• **DATASET RECORDS**:
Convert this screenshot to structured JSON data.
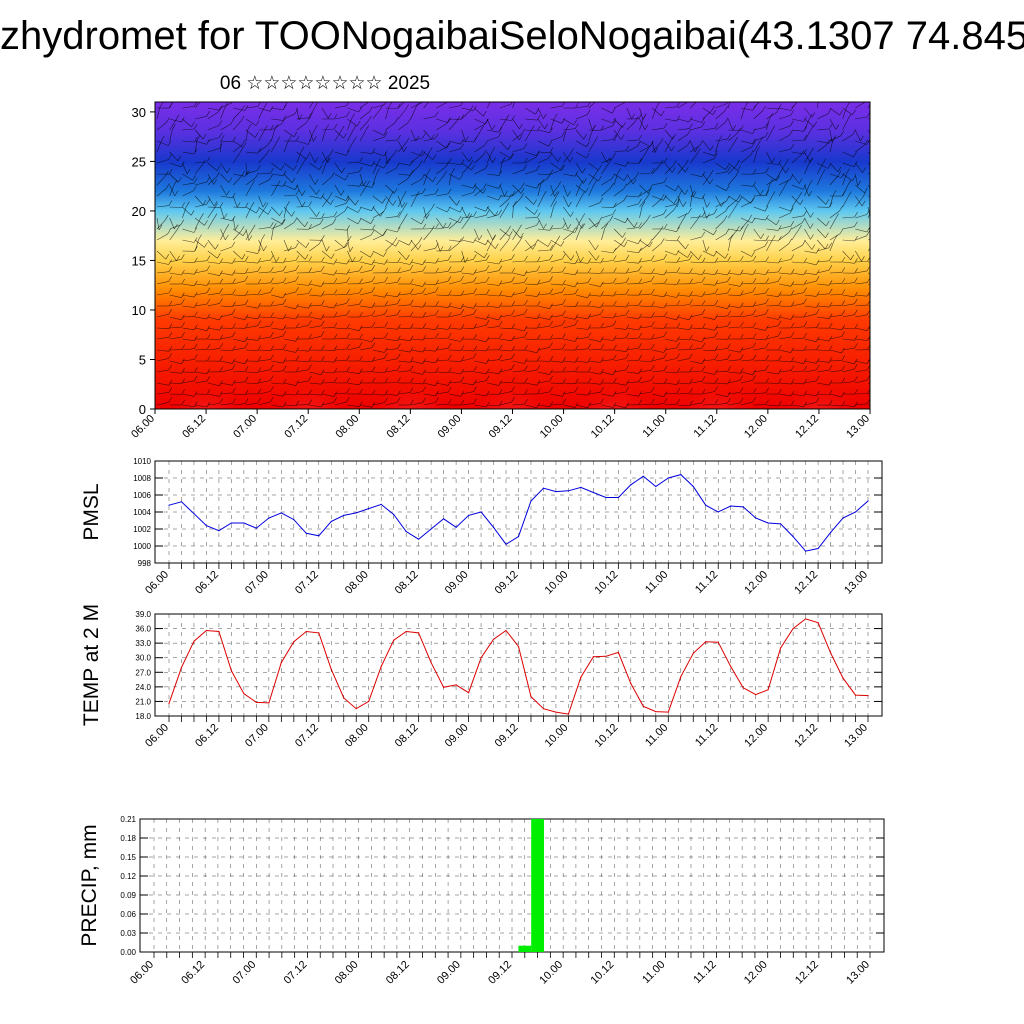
{
  "title": "zhydromet for TOONogaibaiSeloNogaibai(43.1307 74.845",
  "subtitle": "06 ☆☆☆☆☆☆☆☆ 2025",
  "x_ticks": [
    "06.00",
    "06.12",
    "07.00",
    "07.12",
    "08.00",
    "08.12",
    "09.00",
    "09.12",
    "10.00",
    "10.12",
    "11.00",
    "11.12",
    "12.00",
    "12.12",
    "13.00"
  ],
  "colors": {
    "pmsl": "#0000dd",
    "temp": "#dd0000",
    "precip": "#00ee00"
  },
  "chart_data": [
    {
      "type": "heatmap",
      "title": "",
      "xlabel": "",
      "ylabel": "",
      "x": [
        "06.00",
        "06.12",
        "07.00",
        "07.12",
        "08.00",
        "08.12",
        "09.00",
        "09.12",
        "10.00",
        "10.12",
        "11.00",
        "11.12",
        "12.00",
        "12.12",
        "13.00"
      ],
      "y_ticks": [
        0,
        5,
        10,
        15,
        20,
        25,
        30
      ],
      "ylim": [
        0,
        31
      ],
      "colormap_layers": [
        {
          "y": 0,
          "color": "#ee0000"
        },
        {
          "y": 9,
          "color": "#ff3a00"
        },
        {
          "y": 12,
          "color": "#ff8a00"
        },
        {
          "y": 15,
          "color": "#ffd24a"
        },
        {
          "y": 17,
          "color": "#ffee99"
        },
        {
          "y": 20,
          "color": "#5ec8f0"
        },
        {
          "y": 22,
          "color": "#1e78dd"
        },
        {
          "y": 25,
          "color": "#1838cc"
        },
        {
          "y": 28,
          "color": "#5a30e0"
        },
        {
          "y": 31,
          "color": "#7a2ee8"
        }
      ],
      "overlay": "wind barbs"
    },
    {
      "type": "line",
      "ylabel": "PMSL",
      "ylim": [
        998,
        1010
      ],
      "y_ticks": [
        998,
        1000,
        1002,
        1004,
        1006,
        1008,
        1010
      ],
      "x_step_hours": 3,
      "values": [
        1004.8,
        1005.2,
        1003.8,
        1002.4,
        1001.8,
        1002.7,
        1002.7,
        1002.1,
        1003.3,
        1003.9,
        1003.1,
        1001.5,
        1001.2,
        1002.9,
        1003.6,
        1003.9,
        1004.4,
        1004.9,
        1003.7,
        1001.7,
        1000.8,
        1002.0,
        1003.2,
        1002.2,
        1003.6,
        1004.0,
        1002.2,
        1000.2,
        1001.1,
        1005.3,
        1006.8,
        1006.4,
        1006.5,
        1006.9,
        1006.3,
        1005.7,
        1005.7,
        1007.2,
        1008.2,
        1007.0,
        1008.0,
        1008.4,
        1007.0,
        1004.8,
        1004.0,
        1004.7,
        1004.6,
        1003.3,
        1002.7,
        1002.6,
        1001.1,
        999.4,
        999.7,
        1001.6,
        1003.3,
        1004.0,
        1005.3
      ],
      "grid": true
    },
    {
      "type": "line",
      "ylabel": "TEMP at 2 M",
      "ylim": [
        18,
        39
      ],
      "y_ticks": [
        "18.0",
        "21.0",
        "24.0",
        "27.0",
        "30.0",
        "33.0",
        "36.0",
        "39.0"
      ],
      "x_step_hours": 3,
      "values": [
        20.6,
        28.0,
        33.4,
        35.6,
        35.4,
        27.3,
        22.6,
        20.8,
        20.7,
        29.0,
        33.3,
        35.4,
        35.1,
        27.6,
        21.7,
        19.5,
        21.0,
        28.2,
        33.6,
        35.4,
        35.1,
        29.0,
        23.9,
        24.4,
        22.8,
        30.0,
        33.8,
        35.6,
        32.3,
        22.0,
        19.5,
        18.8,
        18.4,
        26.0,
        30.2,
        30.3,
        31.1,
        24.7,
        20.0,
        18.9,
        18.8,
        26.1,
        30.9,
        33.3,
        33.2,
        28.2,
        23.8,
        22.4,
        23.4,
        32.0,
        36.0,
        38.0,
        37.2,
        31.0,
        25.8,
        22.3,
        22.2
      ],
      "grid": true
    },
    {
      "type": "bar",
      "ylabel": "PRECIP, mm",
      "ylim": [
        0,
        0.21
      ],
      "y_ticks": [
        "0.00",
        "0.03",
        "0.06",
        "0.09",
        "0.12",
        "0.15",
        "0.18",
        "0.21"
      ],
      "x_step_hours": 3,
      "bars": [
        {
          "index": 29,
          "value": 0.01
        },
        {
          "index": 30,
          "value": 0.21
        }
      ],
      "grid": true
    }
  ]
}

• **WHAT YOU SHOULD DO**:
Where a line in the material contains "ylabel", copy that line.

• **SOLUTION TO THE EXERCISE**:
      "ylabel": "",
      "ylabel": "PMSL",
      "ylabel": "TEMP at 2 M",
      "ylabel": "PRECIP, mm",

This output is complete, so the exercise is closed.